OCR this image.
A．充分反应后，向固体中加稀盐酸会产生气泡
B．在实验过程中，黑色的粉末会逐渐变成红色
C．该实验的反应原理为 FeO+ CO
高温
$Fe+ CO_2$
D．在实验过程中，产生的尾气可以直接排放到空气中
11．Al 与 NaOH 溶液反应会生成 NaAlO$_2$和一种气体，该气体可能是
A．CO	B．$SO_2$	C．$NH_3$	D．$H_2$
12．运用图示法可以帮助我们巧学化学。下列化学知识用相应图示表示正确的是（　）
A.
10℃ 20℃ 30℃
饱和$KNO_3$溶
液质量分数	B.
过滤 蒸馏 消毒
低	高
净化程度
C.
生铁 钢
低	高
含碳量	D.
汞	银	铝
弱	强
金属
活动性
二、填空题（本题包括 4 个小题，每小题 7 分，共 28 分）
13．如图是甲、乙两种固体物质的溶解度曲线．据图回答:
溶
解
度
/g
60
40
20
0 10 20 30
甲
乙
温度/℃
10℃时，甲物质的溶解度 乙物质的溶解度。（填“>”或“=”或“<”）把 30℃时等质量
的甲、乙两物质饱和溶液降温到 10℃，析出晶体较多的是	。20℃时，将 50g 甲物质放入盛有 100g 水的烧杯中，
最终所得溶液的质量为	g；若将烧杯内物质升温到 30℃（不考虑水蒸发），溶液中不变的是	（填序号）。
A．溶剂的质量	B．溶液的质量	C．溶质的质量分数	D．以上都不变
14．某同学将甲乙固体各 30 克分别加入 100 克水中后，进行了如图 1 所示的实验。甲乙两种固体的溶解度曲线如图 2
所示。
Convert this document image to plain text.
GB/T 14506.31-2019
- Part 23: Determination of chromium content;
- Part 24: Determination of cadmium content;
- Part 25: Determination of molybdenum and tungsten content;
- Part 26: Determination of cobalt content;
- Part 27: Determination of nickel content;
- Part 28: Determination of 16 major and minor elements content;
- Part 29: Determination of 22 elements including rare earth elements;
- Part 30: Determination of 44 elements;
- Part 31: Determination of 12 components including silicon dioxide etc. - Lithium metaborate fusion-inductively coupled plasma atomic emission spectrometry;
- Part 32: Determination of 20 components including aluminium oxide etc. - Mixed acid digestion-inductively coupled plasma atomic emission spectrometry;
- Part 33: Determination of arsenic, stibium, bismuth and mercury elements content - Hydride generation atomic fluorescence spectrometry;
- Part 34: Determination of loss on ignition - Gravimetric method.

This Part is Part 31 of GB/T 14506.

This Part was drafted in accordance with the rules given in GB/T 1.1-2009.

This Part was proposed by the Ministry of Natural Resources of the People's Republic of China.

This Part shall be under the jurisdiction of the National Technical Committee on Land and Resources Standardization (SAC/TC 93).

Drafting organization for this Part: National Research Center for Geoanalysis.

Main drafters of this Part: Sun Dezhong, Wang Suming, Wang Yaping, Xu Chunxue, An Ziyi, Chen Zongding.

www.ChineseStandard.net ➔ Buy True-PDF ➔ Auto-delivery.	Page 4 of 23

# # #

» **AIM**
Find the line with "Convert this document image to plain text." in the listing above, then write out that line and each remaining line exactly, with no other text.

» **ANSWER TO THIS PROBLEM**
Convert this document image to plain text.
GB/T 14506.31-2019
- Part 23: Determination of chromium content;
- Part 24: Determination of cadmium content;
- Part 25: Determination of molybdenum and tungsten content;
- Part 26: Determination of cobalt content;
- Part 27: Determination of nickel content;
- Part 28: Determination of 16 major and minor elements content;
- Part 29: Determination of 22 elements including rare earth elements;
- Part 30: Determination of 44 elements;
- Part 31: Determination of 12 components including silicon dioxide etc. - Lithium metaborate fusion-inductively coupled plasma atomic emission spectrometry;
- Part 32: Determination of 20 components including aluminium oxide etc. - Mixed acid digestion-inductively coupled plasma atomic emission spectrometry;
- Part 33: Determination of arsenic, stibium, bismuth and mercury elements content - Hydride generation atomic fluorescence spectrometry;
- Part 34: Determination of loss on ignition - Gravimetric method.

This Part is Part 31 of GB/T 14506.

This Part was drafted in accordance with the rules given in GB/T 1.1-2009.

This Part was proposed by the Ministry of Natural Resources of the People's Republic of China.

This Part shall be under the jurisdiction of the National Technical Committee on Land and Resources Standardization (SAC/TC 93).

Drafting organization for this Part: National Research Center for Geoanalysis.

Main drafters of this Part: Sun Dezhong, Wang Suming, Wang Yaping, Xu Chunxue, An Ziyi, Chen Zongding.

www.ChineseStandard.net ➔ Buy True-PDF ➔ Auto-delivery.	Page 4 of 23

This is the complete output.